Stored records.
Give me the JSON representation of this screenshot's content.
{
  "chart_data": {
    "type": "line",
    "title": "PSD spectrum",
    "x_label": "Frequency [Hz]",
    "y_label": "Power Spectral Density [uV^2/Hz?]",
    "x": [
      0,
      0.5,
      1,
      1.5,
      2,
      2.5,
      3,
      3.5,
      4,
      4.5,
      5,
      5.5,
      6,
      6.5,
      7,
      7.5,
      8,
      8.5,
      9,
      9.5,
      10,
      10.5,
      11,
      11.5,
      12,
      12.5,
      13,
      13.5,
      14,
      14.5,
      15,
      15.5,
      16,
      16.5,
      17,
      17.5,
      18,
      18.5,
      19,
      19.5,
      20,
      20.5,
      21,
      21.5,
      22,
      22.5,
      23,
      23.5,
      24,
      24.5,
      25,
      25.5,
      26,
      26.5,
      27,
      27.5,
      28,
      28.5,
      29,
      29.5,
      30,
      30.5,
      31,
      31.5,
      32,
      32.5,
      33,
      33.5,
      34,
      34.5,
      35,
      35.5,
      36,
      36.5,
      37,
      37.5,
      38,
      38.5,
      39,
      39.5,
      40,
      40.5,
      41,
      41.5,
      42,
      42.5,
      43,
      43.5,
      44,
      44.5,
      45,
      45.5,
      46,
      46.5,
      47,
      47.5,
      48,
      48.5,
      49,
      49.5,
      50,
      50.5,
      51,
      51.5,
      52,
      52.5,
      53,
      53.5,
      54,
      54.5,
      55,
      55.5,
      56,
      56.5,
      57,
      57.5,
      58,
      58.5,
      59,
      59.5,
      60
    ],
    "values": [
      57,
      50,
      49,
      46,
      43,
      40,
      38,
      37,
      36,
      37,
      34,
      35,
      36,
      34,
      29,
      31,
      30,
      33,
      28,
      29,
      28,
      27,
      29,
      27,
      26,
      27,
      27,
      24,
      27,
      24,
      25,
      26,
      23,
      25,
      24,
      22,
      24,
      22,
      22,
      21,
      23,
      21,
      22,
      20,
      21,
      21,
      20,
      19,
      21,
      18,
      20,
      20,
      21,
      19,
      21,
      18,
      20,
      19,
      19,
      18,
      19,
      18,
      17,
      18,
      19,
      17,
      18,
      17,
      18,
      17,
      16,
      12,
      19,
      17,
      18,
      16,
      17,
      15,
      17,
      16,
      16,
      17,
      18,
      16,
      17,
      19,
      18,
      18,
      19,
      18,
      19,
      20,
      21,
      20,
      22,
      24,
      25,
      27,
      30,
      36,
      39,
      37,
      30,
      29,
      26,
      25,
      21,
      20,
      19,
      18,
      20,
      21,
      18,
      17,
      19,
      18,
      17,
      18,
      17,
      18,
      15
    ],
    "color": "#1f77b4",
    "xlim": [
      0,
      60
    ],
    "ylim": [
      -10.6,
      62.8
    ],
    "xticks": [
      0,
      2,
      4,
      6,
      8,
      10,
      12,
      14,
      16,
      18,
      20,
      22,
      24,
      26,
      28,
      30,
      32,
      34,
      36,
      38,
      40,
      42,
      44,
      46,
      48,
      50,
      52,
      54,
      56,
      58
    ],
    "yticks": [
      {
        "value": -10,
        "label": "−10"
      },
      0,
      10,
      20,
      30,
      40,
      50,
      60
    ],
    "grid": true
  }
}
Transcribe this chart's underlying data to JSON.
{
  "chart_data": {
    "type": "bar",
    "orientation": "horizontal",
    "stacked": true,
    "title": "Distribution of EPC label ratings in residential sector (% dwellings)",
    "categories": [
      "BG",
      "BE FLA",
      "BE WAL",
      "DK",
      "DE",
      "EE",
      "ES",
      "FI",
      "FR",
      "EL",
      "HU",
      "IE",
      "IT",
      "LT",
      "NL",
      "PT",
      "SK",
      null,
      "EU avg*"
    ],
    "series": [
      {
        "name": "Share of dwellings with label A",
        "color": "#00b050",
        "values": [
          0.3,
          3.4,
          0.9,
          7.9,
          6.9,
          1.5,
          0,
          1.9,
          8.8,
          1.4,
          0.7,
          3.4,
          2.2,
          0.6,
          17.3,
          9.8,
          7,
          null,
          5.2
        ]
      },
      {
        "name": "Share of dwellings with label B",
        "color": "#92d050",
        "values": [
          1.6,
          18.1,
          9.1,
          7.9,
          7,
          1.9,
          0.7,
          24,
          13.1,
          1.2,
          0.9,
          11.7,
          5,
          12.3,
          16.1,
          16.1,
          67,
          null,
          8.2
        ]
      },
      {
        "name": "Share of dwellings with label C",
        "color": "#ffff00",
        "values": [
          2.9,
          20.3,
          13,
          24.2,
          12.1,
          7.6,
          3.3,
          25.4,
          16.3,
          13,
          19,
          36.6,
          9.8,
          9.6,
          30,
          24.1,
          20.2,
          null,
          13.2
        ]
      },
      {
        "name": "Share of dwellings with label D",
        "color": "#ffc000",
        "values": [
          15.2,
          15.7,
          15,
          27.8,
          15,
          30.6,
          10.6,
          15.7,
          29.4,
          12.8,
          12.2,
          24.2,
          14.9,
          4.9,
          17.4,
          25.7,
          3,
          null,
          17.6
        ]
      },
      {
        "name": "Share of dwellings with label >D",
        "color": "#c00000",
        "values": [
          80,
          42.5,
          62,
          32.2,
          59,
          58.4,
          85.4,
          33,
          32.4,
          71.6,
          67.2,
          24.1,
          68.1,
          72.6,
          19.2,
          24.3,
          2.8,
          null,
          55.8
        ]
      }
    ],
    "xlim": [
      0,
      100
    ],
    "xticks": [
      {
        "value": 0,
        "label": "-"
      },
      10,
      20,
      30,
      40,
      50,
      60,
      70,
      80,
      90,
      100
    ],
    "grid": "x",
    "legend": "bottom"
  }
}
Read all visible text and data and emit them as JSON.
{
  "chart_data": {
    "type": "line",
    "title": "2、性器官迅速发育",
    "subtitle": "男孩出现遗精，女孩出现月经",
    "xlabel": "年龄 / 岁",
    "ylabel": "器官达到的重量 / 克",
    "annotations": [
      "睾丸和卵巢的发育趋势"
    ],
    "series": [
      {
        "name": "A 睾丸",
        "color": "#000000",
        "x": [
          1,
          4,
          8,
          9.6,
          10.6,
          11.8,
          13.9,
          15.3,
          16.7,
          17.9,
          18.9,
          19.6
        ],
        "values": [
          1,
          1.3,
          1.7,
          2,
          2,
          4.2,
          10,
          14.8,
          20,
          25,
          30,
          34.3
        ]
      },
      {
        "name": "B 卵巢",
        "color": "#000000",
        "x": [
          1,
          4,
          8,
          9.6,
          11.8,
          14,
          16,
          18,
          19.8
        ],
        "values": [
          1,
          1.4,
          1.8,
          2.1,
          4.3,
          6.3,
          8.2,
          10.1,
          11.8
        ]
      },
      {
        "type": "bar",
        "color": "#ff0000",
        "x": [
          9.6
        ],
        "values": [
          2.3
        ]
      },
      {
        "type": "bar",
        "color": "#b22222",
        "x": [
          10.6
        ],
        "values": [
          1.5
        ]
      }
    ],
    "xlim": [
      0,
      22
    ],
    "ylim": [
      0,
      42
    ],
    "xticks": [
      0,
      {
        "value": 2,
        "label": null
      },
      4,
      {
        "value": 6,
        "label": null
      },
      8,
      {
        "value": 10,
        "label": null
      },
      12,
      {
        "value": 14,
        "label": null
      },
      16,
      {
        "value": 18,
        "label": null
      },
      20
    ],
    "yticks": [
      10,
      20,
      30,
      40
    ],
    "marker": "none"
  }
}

Given exercise. Check each line of the records for the string "this" and state how many lines contain it. Give only the number.

Written response. 2